### Task prompt
Here are some records; return them all exactly.

### Input
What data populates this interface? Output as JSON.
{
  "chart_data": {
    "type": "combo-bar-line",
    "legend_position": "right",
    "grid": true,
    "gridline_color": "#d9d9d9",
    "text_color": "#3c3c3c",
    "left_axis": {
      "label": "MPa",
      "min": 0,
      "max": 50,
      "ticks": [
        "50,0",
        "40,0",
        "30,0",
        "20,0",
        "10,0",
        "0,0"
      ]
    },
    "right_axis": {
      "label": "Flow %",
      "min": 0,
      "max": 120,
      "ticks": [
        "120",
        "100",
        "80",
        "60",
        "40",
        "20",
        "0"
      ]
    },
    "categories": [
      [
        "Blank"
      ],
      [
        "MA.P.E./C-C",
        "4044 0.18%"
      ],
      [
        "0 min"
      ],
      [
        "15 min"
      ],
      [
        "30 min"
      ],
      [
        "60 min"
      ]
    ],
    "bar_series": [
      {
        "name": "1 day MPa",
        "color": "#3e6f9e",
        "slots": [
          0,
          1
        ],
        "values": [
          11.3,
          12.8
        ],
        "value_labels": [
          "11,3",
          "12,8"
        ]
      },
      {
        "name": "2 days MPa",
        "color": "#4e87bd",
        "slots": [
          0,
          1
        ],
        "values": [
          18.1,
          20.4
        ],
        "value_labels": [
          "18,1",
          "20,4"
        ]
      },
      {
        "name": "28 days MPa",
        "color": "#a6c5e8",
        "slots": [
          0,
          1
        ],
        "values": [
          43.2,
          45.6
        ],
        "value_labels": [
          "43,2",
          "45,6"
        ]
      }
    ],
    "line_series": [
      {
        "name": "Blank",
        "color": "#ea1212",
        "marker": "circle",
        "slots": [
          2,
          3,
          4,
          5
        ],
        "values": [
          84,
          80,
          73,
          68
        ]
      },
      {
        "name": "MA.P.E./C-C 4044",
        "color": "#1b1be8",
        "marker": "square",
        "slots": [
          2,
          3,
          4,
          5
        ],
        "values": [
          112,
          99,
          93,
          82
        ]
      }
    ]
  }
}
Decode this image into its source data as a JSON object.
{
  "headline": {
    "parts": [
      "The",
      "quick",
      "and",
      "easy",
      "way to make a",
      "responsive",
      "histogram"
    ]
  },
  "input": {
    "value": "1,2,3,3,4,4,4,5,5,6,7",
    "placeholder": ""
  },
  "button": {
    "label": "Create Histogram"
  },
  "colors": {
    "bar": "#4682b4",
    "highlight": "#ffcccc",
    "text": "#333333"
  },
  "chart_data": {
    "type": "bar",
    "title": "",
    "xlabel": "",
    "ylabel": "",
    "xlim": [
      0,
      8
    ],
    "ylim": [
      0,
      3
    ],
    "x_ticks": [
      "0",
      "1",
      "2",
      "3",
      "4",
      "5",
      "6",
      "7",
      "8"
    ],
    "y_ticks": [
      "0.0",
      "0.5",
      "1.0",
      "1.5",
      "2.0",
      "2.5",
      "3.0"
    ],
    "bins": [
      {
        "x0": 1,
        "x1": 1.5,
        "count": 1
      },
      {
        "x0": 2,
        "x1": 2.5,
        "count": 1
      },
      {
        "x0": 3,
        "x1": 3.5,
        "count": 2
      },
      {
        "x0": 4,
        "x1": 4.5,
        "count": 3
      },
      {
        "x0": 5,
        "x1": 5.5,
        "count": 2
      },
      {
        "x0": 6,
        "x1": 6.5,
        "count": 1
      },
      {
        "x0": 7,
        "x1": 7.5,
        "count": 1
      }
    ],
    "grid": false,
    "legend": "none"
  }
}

### Final result
What data populates this interface? Output as JSON.
{
  "chart_data": {
    "type": "combo-bar-line",
    "legend_position": "right",
    "grid": true,
    "gridline_color": "#d9d9d9",
    "text_color": "#3c3c3c",
    "left_axis": {
      "label": "MPa",
      "min": 0,
      "max": 50,
      "ticks": [
        "50,0",
        "40,0",
        "30,0",
        "20,0",
        "10,0",
        "0,0"
      ]
    },
    "right_axis": {
      "label": "Flow %",
      "min": 0,
      "max": 120,
      "ticks": [
        "120",
        "100",
        "80",
        "60",
        "40",
        "20",
        "0"
      ]
    },
    "categories": [
      [
        "Blank"
      ],
      [
        "MA.P.E./C-C",
        "4044 0.18%"
      ],
      [
        "0 min"
      ],
      [
        "15 min"
      ],
      [
        "30 min"
      ],
      [
        "60 min"
      ]
    ],
    "bar_series": [
      {
        "name": "1 day MPa",
        "color": "#3e6f9e",
        "slots": [
          0,
          1
        ],
        "values": [
          11.3,
          12.8
        ],
        "value_labels": [
          "11,3",
          "12,8"
        ]
      },
      {
        "name": "2 days MPa",
        "color": "#4e87bd",
        "slots": [
          0,
          1
        ],
        "values": [
          18.1,
          20.4
        ],
        "value_labels": [
          "18,1",
          "20,4"
        ]
      },
      {
        "name": "28 days MPa",
        "color": "#a6c5e8",
        "slots": [
          0,
          1
        ],
        "values": [
          43.2,
          45.6
        ],
        "value_labels": [
          "43,2",
          "45,6"
        ]
      }
    ],
    "line_series": [
      {
        "name": "Blank",
        "color": "#ea1212",
        "marker": "circle",
        "slots": [
          2,
          3,
          4,
          5
        ],
        "values": [
          84,
          80,
          73,
          68
        ]
      },
      {
        "name": "MA.P.E./C-C 4044",
        "color": "#1b1be8",
        "marker": "square",
        "slots": [
          2,
          3,
          4,
          5
        ],
        "values": [
          112,
          99,
          93,
          82
        ]
      }
    ]
  }
}
Decode this image into its source data as a JSON object.
{
  "headline": {
    "parts": [
      "The",
      "quick",
      "and",
      "easy",
      "way to make a",
      "responsive",
      "histogram"
    ]
  },
  "input": {
    "value": "1,2,3,3,4,4,4,5,5,6,7",
    "placeholder": ""
  },
  "button": {
    "label": "Create Histogram"
  },
  "colors": {
    "bar": "#4682b4",
    "highlight": "#ffcccc",
    "text": "#333333"
  },
  "chart_data": {
    "type": "bar",
    "title": "",
    "xlabel": "",
    "ylabel": "",
    "xlim": [
      0,
      8
    ],
    "ylim": [
      0,
      3
    ],
    "x_ticks": [
      "0",
      "1",
      "2",
      "3",
      "4",
      "5",
      "6",
      "7",
      "8"
    ],
    "y_ticks": [
      "0.0",
      "0.5",
      "1.0",
      "1.5",
      "2.0",
      "2.5",
      "3.0"
    ],
    "bins": [
      {
        "x0": 1,
        "x1": 1.5,
        "count": 1
      },
      {
        "x0": 2,
        "x1": 2.5,
        "count": 1
      },
      {
        "x0": 3,
        "x1": 3.5,
        "count": 2
      },
      {
        "x0": 4,
        "x1": 4.5,
        "count": 3
      },
      {
        "x0": 5,
        "x1": 5.5,
        "count": 2
      },
      {
        "x0": 6,
        "x1": 6.5,
        "count": 1
      },
      {
        "x0": 7,
        "x1": 7.5,
        "count": 1
      }
    ],
    "grid": false,
    "legend": "none"
  }
}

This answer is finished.